● JOB
Extract the line that contains "OCR this image." and every line after it to the end of the records below, exactly as written and nothing else.

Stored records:
## Begin

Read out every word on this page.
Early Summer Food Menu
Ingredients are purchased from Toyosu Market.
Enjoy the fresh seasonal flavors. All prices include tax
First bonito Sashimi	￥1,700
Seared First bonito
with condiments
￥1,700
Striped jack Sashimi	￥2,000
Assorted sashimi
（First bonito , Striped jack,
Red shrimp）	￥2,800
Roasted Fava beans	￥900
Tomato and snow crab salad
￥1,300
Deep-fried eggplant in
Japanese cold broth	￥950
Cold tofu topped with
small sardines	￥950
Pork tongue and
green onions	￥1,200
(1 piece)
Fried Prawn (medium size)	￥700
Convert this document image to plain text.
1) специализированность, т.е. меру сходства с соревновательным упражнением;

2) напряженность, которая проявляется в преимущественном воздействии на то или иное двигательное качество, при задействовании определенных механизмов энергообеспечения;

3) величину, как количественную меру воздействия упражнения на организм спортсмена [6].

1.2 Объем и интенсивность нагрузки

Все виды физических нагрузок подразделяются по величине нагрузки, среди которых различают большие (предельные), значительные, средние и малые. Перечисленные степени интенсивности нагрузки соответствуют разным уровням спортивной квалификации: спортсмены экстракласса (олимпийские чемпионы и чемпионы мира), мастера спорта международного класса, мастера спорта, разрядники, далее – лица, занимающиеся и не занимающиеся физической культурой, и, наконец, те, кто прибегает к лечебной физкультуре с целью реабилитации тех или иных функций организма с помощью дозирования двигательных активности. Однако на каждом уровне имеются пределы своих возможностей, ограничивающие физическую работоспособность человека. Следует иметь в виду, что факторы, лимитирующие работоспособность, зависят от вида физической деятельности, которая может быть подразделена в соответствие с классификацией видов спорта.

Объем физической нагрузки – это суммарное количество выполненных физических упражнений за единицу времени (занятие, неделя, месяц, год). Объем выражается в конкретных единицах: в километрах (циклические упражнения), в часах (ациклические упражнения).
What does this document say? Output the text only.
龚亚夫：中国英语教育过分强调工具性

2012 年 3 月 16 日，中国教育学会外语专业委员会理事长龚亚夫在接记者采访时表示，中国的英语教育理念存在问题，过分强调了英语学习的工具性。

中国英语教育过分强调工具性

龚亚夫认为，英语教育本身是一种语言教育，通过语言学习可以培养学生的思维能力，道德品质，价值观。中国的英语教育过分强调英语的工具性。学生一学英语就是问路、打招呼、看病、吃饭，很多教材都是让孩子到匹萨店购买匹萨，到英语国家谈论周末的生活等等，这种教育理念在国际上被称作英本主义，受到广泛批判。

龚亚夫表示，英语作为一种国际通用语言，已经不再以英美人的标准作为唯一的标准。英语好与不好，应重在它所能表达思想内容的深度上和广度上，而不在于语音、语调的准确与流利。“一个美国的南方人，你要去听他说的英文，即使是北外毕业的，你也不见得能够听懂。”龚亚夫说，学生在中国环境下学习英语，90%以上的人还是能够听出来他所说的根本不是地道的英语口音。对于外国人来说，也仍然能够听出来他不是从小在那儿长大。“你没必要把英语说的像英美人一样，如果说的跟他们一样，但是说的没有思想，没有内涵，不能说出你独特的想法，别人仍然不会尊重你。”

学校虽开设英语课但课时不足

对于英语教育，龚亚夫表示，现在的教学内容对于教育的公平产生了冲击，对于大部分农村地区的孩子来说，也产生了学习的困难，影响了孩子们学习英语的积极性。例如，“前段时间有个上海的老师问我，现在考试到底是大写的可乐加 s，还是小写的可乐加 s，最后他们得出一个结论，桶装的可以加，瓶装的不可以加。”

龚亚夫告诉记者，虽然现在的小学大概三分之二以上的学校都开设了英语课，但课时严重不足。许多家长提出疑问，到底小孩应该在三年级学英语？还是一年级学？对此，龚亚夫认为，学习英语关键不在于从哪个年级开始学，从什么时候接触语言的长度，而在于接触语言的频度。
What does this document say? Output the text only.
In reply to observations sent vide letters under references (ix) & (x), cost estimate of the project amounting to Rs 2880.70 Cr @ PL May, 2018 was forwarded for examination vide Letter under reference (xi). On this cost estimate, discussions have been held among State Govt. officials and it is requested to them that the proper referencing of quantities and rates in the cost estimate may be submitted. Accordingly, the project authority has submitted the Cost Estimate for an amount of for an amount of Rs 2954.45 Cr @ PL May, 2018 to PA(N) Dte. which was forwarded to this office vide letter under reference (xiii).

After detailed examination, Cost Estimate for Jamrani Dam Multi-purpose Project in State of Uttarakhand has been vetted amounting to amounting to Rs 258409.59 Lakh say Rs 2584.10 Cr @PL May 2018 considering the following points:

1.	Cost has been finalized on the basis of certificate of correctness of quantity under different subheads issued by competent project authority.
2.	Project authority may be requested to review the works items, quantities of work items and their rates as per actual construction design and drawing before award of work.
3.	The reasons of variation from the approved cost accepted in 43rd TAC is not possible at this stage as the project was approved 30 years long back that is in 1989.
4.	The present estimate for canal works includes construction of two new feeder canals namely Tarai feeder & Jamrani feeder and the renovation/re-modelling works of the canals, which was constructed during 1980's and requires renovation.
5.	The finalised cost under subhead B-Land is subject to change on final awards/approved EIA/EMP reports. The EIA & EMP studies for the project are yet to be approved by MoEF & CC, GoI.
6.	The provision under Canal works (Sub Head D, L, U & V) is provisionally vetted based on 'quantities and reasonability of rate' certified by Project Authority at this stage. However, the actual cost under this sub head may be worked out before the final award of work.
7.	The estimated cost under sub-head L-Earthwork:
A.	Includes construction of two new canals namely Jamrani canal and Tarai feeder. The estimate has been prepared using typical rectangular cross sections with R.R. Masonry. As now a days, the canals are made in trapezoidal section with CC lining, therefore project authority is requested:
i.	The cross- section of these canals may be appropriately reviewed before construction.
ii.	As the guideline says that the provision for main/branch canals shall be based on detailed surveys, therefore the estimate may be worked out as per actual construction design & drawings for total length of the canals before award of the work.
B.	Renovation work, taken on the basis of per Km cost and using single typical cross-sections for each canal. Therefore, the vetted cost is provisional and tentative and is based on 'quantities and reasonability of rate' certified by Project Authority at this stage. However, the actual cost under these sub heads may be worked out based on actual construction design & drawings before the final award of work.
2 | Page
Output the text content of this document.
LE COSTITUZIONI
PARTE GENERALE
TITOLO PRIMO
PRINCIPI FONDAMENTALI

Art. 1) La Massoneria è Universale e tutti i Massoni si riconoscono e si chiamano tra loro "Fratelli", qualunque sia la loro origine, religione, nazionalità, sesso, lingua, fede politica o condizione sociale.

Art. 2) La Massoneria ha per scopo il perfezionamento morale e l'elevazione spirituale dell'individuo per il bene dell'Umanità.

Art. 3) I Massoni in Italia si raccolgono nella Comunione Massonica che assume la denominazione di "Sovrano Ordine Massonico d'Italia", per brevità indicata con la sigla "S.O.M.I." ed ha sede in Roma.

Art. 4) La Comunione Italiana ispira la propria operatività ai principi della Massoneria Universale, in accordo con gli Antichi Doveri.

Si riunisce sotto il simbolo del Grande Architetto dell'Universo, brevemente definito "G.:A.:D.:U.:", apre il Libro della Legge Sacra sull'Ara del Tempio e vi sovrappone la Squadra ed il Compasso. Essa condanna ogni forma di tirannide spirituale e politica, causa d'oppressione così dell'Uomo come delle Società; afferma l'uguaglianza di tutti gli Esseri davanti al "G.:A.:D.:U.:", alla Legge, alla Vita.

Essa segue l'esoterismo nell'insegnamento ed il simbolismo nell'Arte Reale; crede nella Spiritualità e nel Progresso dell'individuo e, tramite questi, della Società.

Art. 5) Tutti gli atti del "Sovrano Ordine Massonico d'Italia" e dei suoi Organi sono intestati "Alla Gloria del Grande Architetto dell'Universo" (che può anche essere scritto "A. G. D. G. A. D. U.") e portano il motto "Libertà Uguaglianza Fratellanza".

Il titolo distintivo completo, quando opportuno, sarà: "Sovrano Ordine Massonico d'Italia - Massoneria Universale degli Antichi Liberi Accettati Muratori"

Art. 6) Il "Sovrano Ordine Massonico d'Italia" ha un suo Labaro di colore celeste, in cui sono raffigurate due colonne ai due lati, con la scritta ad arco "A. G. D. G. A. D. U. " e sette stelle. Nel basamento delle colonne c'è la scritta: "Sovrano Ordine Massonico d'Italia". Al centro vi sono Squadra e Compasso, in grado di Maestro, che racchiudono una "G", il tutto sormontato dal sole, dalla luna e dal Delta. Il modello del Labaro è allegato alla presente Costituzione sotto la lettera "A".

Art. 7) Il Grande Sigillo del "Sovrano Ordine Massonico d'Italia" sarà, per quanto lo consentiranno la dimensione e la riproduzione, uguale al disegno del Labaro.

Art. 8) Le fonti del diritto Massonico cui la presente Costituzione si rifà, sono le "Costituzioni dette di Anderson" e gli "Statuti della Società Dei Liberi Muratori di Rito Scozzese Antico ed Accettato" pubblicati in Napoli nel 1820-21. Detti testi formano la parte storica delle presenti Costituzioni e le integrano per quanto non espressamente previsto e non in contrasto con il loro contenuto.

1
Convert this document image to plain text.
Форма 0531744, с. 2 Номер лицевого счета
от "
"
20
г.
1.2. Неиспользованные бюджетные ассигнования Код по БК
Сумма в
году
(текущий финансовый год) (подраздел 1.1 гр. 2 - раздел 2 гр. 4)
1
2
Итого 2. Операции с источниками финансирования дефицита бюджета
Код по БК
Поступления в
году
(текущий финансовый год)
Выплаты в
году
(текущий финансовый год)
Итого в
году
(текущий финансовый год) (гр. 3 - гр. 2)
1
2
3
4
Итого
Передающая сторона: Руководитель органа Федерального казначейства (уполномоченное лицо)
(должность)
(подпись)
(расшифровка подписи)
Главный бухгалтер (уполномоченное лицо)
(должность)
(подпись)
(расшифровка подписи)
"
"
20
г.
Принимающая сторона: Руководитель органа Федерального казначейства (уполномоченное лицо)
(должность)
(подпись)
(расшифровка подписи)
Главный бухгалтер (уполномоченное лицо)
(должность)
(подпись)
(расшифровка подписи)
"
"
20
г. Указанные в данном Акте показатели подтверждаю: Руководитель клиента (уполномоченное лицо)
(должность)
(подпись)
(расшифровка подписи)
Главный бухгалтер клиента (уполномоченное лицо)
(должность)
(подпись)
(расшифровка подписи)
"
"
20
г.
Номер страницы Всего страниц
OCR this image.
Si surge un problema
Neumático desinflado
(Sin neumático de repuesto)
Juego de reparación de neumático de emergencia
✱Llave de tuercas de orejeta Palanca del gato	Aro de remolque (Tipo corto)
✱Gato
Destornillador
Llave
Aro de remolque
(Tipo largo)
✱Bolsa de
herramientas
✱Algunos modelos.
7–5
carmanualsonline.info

## End

● TASK ANSWER
OCR this image.
Si surge un problema
Neumático desinflado
(Sin neumático de repuesto)
Juego de reparación de neumático de emergencia
✱Llave de tuercas de orejeta Palanca del gato	Aro de remolque (Tipo corto)
✱Gato
Destornillador
Llave
Aro de remolque
(Tipo largo)
✱Bolsa de
herramientas
✱Algunos modelos.
7–5
carmanualsonline.info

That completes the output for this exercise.